Task to complete - Identify, in the records below, every line where the string "СПІЛКУЮСЯ" appears, and copy each such line.

________________

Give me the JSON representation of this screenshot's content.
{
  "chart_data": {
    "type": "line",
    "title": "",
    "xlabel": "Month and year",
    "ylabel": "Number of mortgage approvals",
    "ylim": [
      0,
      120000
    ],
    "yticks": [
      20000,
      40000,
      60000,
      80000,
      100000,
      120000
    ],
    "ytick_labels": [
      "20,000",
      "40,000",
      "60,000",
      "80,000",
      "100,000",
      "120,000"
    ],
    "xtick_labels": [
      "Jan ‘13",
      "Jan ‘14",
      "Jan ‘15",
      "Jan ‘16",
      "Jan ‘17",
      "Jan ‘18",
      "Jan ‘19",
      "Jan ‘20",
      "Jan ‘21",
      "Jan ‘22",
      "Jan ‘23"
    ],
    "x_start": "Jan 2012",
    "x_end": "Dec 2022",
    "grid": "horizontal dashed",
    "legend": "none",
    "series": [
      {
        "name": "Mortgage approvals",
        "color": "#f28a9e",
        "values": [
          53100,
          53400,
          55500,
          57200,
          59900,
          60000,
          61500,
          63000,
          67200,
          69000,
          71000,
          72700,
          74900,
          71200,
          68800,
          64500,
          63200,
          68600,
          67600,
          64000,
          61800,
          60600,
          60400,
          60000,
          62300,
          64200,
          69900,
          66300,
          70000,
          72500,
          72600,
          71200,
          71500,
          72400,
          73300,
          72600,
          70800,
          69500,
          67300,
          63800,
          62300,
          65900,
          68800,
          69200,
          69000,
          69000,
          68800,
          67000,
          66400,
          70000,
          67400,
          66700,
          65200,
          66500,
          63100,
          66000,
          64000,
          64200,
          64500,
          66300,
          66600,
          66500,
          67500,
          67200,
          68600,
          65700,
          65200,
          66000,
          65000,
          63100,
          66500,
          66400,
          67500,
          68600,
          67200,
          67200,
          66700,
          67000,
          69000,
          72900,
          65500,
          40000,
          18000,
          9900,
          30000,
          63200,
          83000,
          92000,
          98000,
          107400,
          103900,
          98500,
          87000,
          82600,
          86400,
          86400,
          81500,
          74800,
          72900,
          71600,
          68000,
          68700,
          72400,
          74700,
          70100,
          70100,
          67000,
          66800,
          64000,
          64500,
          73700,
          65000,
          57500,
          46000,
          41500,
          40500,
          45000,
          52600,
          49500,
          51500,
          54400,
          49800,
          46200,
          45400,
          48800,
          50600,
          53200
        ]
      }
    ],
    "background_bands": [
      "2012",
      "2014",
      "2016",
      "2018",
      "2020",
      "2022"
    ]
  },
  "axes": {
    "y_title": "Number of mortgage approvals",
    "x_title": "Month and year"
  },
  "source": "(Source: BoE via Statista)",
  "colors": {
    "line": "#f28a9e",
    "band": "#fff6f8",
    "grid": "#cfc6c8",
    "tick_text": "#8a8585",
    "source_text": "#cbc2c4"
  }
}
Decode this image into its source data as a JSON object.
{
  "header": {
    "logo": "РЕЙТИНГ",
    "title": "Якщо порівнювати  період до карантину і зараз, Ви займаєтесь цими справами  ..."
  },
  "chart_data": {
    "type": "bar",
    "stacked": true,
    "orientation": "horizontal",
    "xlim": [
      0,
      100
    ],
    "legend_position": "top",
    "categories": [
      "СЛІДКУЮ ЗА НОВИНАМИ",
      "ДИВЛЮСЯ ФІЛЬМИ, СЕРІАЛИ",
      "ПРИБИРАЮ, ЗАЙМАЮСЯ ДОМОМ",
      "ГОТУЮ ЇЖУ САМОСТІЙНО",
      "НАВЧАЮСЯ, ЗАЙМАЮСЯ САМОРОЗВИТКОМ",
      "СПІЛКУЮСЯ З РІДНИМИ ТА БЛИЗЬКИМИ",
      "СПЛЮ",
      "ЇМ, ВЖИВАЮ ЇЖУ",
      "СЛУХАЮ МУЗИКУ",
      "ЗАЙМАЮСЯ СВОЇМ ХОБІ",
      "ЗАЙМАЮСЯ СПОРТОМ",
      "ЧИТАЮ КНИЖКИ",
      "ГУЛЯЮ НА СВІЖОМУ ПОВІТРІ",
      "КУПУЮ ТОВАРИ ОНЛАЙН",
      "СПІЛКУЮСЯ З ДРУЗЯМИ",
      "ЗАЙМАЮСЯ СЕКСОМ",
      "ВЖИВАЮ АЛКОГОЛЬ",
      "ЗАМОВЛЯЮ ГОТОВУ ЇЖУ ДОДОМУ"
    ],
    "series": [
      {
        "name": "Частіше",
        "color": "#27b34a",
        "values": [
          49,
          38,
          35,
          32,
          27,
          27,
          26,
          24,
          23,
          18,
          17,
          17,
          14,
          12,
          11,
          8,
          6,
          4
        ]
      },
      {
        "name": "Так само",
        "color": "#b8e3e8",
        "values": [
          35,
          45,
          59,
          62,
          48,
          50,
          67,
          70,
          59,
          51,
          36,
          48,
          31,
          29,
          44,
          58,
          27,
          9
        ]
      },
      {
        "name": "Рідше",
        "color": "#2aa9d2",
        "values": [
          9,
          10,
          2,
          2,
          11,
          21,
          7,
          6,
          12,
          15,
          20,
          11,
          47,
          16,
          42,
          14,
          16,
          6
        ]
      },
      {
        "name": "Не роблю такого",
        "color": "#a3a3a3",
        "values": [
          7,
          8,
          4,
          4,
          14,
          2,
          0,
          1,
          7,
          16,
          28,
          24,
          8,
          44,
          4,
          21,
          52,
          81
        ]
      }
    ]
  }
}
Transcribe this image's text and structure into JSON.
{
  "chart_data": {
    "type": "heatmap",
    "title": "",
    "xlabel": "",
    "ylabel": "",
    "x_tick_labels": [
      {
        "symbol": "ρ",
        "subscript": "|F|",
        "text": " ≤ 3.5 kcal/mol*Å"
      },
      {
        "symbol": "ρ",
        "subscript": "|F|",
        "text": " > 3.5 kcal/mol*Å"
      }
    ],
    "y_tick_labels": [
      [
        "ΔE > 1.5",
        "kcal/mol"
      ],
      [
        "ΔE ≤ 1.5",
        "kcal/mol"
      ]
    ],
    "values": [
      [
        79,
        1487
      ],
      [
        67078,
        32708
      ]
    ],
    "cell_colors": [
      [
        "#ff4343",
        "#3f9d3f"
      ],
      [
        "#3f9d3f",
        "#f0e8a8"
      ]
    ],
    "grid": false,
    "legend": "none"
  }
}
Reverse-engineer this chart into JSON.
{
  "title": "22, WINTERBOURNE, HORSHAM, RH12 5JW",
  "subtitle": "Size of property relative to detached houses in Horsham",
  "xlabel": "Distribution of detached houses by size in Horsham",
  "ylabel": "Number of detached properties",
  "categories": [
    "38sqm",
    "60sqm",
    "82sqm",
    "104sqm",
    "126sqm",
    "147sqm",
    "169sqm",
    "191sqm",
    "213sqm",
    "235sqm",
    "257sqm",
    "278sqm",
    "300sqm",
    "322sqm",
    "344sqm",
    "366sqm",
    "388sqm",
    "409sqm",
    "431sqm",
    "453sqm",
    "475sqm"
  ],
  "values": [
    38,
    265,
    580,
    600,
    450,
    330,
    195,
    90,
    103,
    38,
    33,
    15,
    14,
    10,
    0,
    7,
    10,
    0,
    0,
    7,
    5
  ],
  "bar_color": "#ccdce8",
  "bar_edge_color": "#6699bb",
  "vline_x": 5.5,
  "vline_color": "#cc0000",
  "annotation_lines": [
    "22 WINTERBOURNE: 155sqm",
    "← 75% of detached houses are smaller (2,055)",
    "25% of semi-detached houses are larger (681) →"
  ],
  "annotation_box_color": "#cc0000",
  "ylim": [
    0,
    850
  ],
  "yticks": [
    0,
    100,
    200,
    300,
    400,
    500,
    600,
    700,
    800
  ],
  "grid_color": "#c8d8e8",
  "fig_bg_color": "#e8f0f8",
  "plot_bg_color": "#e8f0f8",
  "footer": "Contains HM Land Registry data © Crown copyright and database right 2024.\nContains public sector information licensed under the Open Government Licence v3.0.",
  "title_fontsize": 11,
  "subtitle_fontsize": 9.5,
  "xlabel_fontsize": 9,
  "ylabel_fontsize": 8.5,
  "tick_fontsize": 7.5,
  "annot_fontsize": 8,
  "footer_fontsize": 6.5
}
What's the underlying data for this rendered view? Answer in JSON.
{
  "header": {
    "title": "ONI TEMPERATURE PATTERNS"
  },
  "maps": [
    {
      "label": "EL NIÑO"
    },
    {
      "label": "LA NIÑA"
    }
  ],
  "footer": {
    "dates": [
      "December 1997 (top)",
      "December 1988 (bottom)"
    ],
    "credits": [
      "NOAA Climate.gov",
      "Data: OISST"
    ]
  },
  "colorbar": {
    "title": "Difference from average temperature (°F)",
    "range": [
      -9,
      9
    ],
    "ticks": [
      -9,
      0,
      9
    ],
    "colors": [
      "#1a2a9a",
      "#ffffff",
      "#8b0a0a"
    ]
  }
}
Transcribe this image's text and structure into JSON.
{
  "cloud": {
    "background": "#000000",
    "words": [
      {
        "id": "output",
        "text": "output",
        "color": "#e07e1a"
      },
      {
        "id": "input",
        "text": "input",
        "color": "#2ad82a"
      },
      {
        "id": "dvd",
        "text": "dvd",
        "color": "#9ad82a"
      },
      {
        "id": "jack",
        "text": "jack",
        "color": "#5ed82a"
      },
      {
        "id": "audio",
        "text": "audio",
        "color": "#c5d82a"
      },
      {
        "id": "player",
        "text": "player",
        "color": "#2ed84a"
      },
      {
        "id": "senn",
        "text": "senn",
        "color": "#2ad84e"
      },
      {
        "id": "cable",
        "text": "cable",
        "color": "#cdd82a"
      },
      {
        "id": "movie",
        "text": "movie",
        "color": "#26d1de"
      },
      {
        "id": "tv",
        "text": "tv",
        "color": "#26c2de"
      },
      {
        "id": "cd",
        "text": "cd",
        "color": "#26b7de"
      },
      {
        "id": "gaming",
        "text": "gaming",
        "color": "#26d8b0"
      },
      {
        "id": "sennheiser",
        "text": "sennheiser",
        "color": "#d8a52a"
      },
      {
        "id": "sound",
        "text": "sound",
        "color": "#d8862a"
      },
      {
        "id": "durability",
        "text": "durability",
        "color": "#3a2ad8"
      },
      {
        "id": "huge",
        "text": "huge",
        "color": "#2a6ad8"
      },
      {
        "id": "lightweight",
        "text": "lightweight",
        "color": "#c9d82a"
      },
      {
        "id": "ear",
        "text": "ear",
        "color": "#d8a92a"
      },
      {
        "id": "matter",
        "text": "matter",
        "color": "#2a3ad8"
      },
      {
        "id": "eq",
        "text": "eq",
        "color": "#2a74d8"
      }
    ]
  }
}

________________

Result for this task -
      "СПІЛКУЮСЯ З РІДНИМИ ТА БЛИЗЬКИМИ",
      "СПІЛКУЮСЯ З ДРУЗЯМИ",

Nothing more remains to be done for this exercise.